* [Data]:
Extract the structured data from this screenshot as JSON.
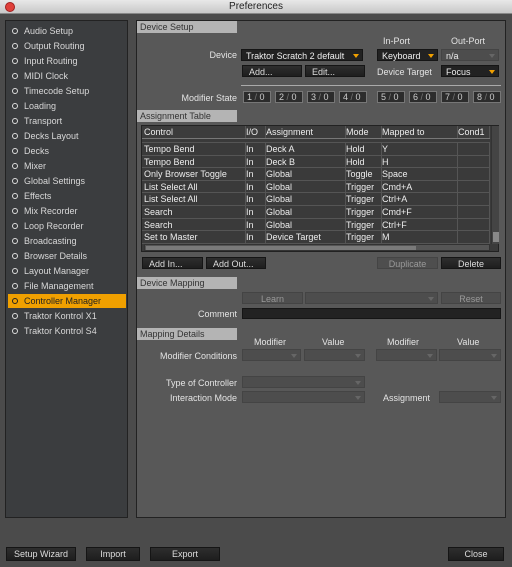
{
  "window": {
    "title": "Preferences"
  },
  "sidebar": {
    "items": [
      "Audio Setup",
      "Output Routing",
      "Input Routing",
      "MIDI Clock",
      "Timecode Setup",
      "Loading",
      "Transport",
      "Decks Layout",
      "Decks",
      "Mixer",
      "Global Settings",
      "Effects",
      "Mix Recorder",
      "Loop Recorder",
      "Broadcasting",
      "Browser Details",
      "Layout Manager",
      "File Management",
      "Controller Manager",
      "Traktor Kontrol X1",
      "Traktor Kontrol S4"
    ],
    "selected": "Controller Manager",
    "accent": "#f0a000"
  },
  "device_setup": {
    "header": "Device Setup",
    "in_port_label": "In-Port",
    "out_port_label": "Out-Port",
    "device_label": "Device",
    "device_value": "Traktor Scratch 2 default",
    "in_port_value": "Keyboard",
    "out_port_value": "n/a",
    "add_button": "Add...",
    "edit_button": "Edit...",
    "device_target_label": "Device Target",
    "device_target_value": "Focus",
    "modifier_state_label": "Modifier State",
    "modifiers": [
      {
        "n": "1",
        "v": "0"
      },
      {
        "n": "2",
        "v": "0"
      },
      {
        "n": "3",
        "v": "0"
      },
      {
        "n": "4",
        "v": "0"
      },
      {
        "n": "5",
        "v": "0"
      },
      {
        "n": "6",
        "v": "0"
      },
      {
        "n": "7",
        "v": "0"
      },
      {
        "n": "8",
        "v": "0"
      }
    ]
  },
  "assignment_table": {
    "header": "Assignment Table",
    "columns": [
      "Control",
      "I/O",
      "Assignment",
      "Mode",
      "Mapped to",
      "Cond1"
    ],
    "rows": [
      [
        "Tempo Bend",
        "In",
        "Deck A",
        "Hold",
        "Y",
        ""
      ],
      [
        "Tempo Bend",
        "In",
        "Deck B",
        "Hold",
        "H",
        ""
      ],
      [
        "Only Browser Toggle",
        "In",
        "Global",
        "Toggle",
        "Space",
        ""
      ],
      [
        "List Select All",
        "In",
        "Global",
        "Trigger",
        "Cmd+A",
        ""
      ],
      [
        "List Select All",
        "In",
        "Global",
        "Trigger",
        "Ctrl+A",
        ""
      ],
      [
        "Search",
        "In",
        "Global",
        "Trigger",
        "Cmd+F",
        ""
      ],
      [
        "Search",
        "In",
        "Global",
        "Trigger",
        "Ctrl+F",
        ""
      ],
      [
        "Set to Master",
        "In",
        "Device Target",
        "Trigger",
        "M",
        ""
      ]
    ],
    "add_in_button": "Add In...",
    "add_out_button": "Add Out...",
    "duplicate_button": "Duplicate",
    "delete_button": "Delete"
  },
  "device_mapping": {
    "header": "Device Mapping",
    "learn_button": "Learn",
    "reset_button": "Reset",
    "comment_label": "Comment",
    "comment_value": ""
  },
  "mapping_details": {
    "header": "Mapping Details",
    "modifier_label": "Modifier",
    "value_label": "Value",
    "modifier_conditions_label": "Modifier Conditions",
    "type_of_controller_label": "Type of Controller",
    "interaction_mode_label": "Interaction Mode",
    "assignment_label": "Assignment"
  },
  "footer": {
    "setup_wizard": "Setup Wizard",
    "import": "Import",
    "export": "Export",
    "close": "Close"
  }
}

* [Your goal]:
Count the lines in the material above where the string "Mode" appears, then state only that count.

* [Output of the task]:
2